>> BEGIN DATA LINES

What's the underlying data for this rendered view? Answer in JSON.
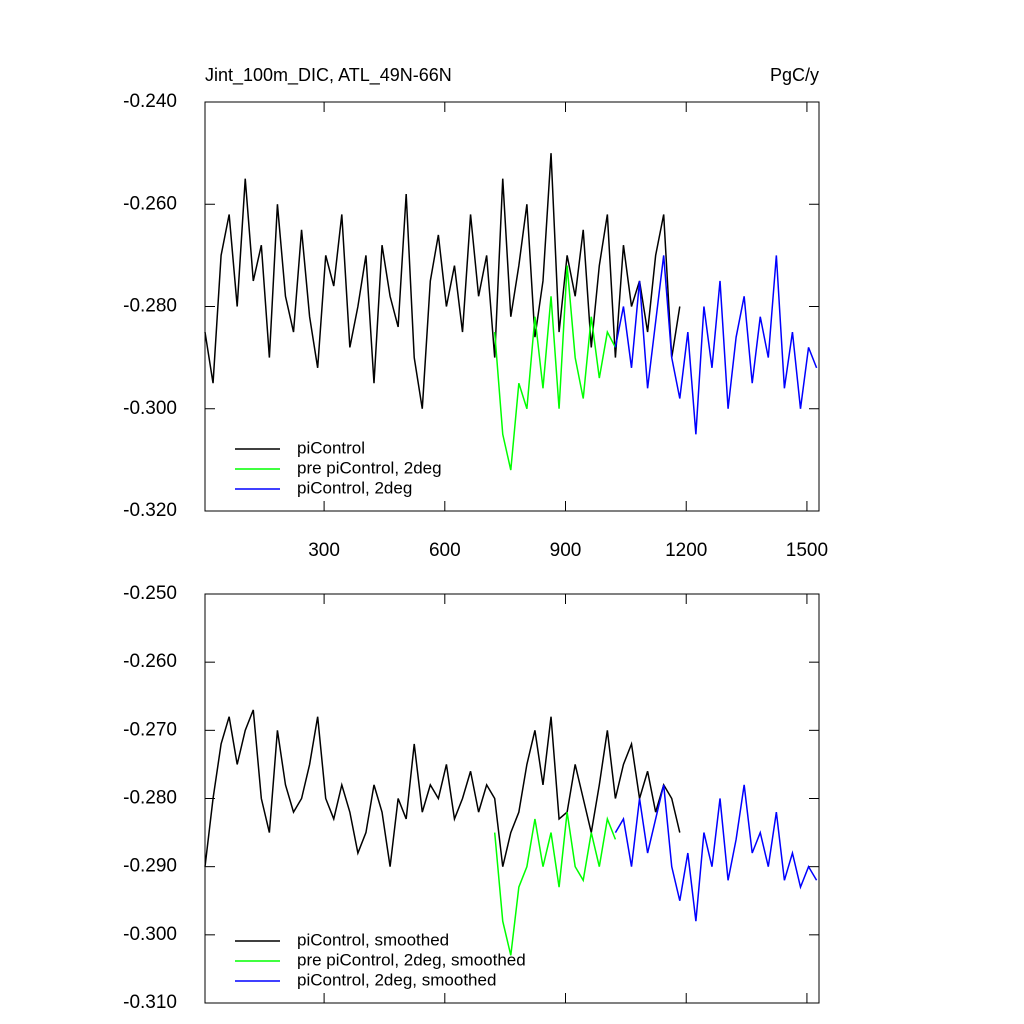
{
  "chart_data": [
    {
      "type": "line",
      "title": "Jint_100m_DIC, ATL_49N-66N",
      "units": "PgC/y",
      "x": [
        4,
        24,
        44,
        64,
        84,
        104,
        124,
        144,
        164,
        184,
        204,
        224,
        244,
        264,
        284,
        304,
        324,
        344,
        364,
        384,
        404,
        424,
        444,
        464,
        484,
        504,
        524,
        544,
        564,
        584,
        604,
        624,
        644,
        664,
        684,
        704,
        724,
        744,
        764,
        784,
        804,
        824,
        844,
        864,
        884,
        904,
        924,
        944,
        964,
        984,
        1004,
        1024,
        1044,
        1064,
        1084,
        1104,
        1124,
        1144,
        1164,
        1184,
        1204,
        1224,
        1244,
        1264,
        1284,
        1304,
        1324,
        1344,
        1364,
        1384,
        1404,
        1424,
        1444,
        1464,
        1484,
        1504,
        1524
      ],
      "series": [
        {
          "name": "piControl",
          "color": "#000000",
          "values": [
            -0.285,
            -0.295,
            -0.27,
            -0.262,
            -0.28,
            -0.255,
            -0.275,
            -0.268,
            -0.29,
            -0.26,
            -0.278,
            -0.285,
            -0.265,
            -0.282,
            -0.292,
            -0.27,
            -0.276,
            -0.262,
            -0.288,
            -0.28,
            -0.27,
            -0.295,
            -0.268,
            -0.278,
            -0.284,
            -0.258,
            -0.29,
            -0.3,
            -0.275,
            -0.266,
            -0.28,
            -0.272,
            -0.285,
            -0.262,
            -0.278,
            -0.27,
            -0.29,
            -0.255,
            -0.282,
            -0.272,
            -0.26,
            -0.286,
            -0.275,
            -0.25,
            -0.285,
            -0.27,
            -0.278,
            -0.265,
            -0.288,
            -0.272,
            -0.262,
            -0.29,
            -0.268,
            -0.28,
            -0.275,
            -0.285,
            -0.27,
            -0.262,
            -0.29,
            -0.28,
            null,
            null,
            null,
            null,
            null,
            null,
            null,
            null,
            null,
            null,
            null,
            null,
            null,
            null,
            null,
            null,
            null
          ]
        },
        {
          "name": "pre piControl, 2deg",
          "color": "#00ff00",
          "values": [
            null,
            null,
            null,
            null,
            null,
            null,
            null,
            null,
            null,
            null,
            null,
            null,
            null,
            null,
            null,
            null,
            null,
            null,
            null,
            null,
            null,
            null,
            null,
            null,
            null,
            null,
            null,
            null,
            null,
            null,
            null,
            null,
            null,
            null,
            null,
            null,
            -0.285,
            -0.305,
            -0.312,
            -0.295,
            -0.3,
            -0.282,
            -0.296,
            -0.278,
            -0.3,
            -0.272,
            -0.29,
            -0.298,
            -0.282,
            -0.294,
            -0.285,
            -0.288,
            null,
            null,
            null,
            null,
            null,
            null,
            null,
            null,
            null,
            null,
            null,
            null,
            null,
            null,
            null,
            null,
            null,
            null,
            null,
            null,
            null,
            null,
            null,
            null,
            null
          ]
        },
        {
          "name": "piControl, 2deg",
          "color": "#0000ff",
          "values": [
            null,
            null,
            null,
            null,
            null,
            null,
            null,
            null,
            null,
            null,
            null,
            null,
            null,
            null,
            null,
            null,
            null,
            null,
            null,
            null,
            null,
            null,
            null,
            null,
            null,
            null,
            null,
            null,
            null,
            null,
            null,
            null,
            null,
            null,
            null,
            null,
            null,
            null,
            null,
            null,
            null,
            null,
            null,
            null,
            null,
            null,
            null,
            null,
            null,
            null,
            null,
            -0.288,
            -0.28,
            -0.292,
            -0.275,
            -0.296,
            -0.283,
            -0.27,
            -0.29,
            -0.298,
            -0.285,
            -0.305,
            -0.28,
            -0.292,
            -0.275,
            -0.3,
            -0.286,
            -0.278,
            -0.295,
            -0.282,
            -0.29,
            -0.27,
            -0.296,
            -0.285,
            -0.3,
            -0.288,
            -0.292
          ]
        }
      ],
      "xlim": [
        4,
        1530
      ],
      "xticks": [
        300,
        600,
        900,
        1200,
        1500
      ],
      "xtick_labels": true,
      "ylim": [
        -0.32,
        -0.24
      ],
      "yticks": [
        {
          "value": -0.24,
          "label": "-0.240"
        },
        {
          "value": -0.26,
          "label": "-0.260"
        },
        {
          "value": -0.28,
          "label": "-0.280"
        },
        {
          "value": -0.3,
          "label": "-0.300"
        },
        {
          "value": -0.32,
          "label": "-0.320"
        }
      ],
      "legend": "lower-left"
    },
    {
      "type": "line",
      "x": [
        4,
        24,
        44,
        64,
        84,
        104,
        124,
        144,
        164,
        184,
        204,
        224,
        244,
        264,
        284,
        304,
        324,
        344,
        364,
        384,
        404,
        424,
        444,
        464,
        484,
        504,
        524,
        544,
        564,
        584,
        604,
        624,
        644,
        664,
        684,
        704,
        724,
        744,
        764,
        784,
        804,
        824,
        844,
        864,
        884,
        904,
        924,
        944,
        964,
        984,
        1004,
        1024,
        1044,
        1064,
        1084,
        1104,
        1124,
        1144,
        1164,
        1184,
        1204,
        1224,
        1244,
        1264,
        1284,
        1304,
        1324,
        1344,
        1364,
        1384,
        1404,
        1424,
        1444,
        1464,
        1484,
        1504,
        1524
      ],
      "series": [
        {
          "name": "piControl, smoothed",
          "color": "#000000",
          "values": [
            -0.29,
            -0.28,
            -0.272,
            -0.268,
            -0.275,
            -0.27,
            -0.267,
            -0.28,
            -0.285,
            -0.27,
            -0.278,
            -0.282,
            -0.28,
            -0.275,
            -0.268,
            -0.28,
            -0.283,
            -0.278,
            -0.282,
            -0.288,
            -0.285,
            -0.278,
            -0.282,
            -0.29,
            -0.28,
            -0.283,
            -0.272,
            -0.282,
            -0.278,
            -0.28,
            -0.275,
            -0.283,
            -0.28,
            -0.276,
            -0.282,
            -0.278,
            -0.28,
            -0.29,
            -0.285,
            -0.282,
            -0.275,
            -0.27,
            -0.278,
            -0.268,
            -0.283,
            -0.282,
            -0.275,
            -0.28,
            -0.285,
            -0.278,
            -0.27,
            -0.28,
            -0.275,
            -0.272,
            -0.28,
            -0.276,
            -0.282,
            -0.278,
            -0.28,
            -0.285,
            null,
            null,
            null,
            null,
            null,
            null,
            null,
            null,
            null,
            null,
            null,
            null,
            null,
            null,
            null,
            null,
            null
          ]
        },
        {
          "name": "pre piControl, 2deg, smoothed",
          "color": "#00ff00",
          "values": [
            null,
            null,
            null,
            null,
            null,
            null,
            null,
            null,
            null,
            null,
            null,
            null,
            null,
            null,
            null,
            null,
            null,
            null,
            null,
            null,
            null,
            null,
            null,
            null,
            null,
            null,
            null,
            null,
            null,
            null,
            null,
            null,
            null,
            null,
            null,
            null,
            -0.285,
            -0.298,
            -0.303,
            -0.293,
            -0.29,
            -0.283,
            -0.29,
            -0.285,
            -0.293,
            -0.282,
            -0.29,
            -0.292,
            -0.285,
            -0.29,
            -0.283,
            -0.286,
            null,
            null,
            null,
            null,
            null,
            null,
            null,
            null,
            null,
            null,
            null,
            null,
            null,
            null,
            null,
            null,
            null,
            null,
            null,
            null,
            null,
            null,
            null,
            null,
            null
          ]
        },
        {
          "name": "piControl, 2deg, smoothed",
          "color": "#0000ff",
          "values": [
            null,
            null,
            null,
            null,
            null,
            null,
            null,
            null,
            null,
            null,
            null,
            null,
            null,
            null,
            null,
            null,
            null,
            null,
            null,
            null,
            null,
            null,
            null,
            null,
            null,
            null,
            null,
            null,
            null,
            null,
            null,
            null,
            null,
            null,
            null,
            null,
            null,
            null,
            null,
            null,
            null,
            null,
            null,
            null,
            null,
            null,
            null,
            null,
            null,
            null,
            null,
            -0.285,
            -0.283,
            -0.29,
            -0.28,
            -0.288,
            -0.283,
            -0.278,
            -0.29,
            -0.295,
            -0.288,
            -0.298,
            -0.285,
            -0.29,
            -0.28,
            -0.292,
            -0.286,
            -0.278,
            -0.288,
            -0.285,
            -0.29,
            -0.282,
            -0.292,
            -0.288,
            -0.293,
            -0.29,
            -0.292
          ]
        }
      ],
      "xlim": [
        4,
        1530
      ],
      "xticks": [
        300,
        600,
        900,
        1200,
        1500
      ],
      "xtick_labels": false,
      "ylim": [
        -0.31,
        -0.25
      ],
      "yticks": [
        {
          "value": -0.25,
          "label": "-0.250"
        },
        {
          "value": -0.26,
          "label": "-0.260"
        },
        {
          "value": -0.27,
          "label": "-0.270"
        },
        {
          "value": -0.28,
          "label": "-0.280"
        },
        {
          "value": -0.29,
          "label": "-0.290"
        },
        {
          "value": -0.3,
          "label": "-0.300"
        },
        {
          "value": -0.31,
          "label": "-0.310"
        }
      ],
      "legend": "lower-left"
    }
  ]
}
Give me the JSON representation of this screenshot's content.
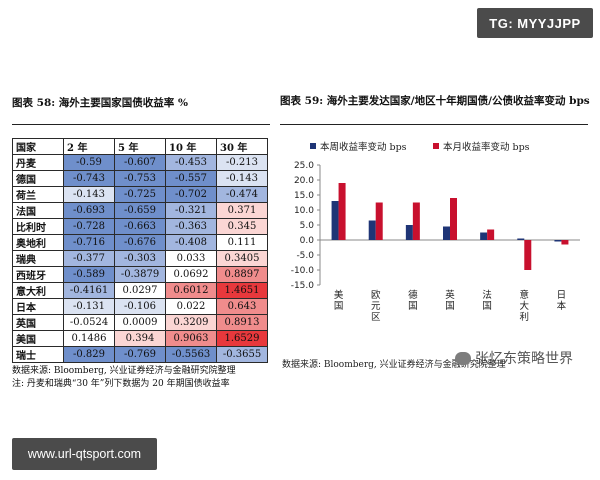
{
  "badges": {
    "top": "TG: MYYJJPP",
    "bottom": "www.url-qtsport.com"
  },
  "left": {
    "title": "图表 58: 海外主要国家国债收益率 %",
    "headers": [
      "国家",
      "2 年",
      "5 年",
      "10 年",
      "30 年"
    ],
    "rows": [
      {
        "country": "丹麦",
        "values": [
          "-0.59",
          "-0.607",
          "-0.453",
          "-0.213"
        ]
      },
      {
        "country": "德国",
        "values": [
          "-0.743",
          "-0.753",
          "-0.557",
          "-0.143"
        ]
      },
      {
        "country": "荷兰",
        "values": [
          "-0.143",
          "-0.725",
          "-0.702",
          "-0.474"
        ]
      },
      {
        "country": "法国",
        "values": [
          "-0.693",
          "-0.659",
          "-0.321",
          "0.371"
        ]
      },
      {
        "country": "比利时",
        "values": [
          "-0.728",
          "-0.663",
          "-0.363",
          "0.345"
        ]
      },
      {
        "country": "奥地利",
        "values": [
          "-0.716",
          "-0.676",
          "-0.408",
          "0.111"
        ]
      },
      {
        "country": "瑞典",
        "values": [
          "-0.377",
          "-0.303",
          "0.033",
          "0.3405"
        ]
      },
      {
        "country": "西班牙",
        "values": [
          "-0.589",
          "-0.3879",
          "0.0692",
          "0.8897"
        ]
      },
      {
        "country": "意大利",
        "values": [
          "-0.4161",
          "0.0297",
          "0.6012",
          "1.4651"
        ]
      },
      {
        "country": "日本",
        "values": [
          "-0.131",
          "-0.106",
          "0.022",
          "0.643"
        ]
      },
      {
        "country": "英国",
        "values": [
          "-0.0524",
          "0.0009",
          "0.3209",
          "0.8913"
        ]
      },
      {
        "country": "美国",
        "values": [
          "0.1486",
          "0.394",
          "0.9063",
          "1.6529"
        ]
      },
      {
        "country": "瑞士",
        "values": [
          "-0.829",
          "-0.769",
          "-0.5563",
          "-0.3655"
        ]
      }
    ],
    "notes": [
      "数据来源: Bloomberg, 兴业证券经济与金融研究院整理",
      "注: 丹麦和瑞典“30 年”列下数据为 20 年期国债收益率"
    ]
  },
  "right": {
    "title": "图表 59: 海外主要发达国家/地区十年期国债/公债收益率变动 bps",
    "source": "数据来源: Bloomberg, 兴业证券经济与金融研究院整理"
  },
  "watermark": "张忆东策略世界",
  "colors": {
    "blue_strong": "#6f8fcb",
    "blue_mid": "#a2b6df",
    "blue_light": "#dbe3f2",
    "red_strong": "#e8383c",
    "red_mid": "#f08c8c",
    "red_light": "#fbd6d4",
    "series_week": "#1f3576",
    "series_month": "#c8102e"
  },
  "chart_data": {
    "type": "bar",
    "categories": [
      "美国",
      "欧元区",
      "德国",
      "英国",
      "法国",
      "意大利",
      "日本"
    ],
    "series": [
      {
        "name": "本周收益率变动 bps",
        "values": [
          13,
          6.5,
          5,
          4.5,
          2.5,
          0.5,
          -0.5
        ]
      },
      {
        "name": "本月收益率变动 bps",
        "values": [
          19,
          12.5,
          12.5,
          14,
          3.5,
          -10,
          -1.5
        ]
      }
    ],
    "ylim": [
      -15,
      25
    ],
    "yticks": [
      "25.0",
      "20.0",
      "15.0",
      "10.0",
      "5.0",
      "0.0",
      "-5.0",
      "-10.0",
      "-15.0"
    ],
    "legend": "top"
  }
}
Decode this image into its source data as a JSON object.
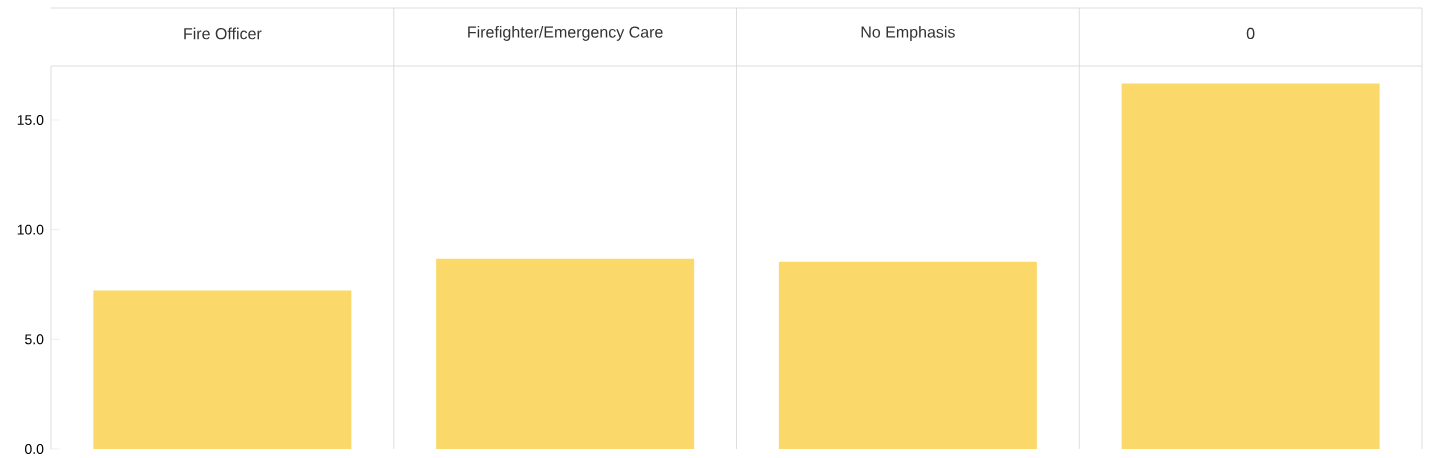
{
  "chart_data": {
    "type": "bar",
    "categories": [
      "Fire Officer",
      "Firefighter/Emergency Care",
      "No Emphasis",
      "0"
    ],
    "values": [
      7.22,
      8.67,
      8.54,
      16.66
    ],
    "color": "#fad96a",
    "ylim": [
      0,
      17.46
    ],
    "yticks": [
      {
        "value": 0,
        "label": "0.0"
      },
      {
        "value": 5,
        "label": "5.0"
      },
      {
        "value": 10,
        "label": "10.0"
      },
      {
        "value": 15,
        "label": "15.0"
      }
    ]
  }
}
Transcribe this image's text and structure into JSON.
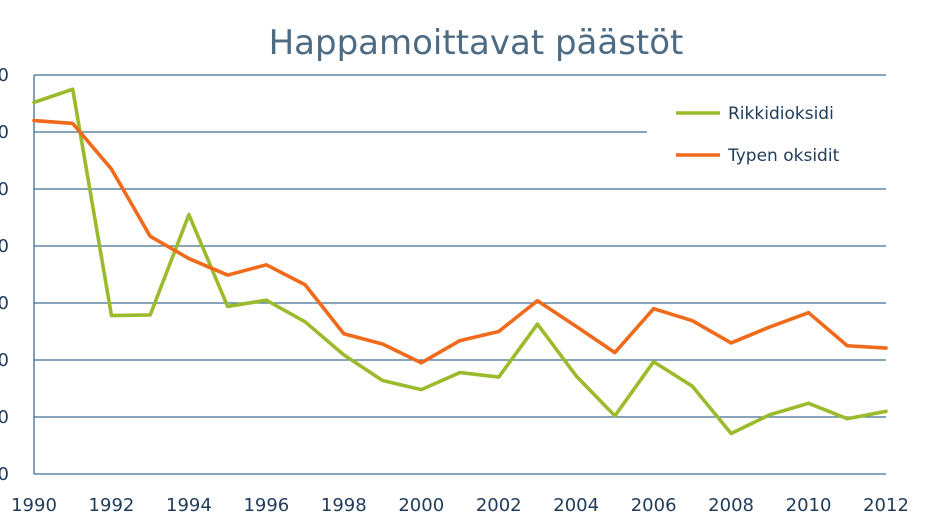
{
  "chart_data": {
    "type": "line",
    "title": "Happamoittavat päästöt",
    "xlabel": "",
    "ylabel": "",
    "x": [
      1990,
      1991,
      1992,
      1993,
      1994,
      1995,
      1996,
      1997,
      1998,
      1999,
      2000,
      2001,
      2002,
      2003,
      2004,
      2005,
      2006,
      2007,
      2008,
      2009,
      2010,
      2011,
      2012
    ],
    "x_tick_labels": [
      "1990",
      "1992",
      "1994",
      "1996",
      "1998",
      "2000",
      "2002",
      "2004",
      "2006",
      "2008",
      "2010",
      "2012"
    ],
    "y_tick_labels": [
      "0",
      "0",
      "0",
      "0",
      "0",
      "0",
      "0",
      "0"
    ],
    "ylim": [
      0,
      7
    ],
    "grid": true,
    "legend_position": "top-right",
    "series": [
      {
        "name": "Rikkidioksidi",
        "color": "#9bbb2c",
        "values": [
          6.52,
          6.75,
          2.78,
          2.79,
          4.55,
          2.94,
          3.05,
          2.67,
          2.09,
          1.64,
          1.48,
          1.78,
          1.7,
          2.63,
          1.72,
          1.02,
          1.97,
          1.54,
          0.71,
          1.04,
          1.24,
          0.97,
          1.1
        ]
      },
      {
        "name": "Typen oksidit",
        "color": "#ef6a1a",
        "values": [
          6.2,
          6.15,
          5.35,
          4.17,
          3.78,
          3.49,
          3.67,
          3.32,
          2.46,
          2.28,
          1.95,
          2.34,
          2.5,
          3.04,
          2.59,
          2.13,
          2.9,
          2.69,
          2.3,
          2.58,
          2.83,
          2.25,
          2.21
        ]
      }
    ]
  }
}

>> END DATA LINES

TASK STATEMENT -> Copy every line of the listing containing the string "Bloomberg".

TASK RESULT ->
      "数据来源: Bloomberg, 兴业证券经济与金融研究院整理",
    "source": "数据来源: Bloomberg, 兴业证券经济与金融研究院整理"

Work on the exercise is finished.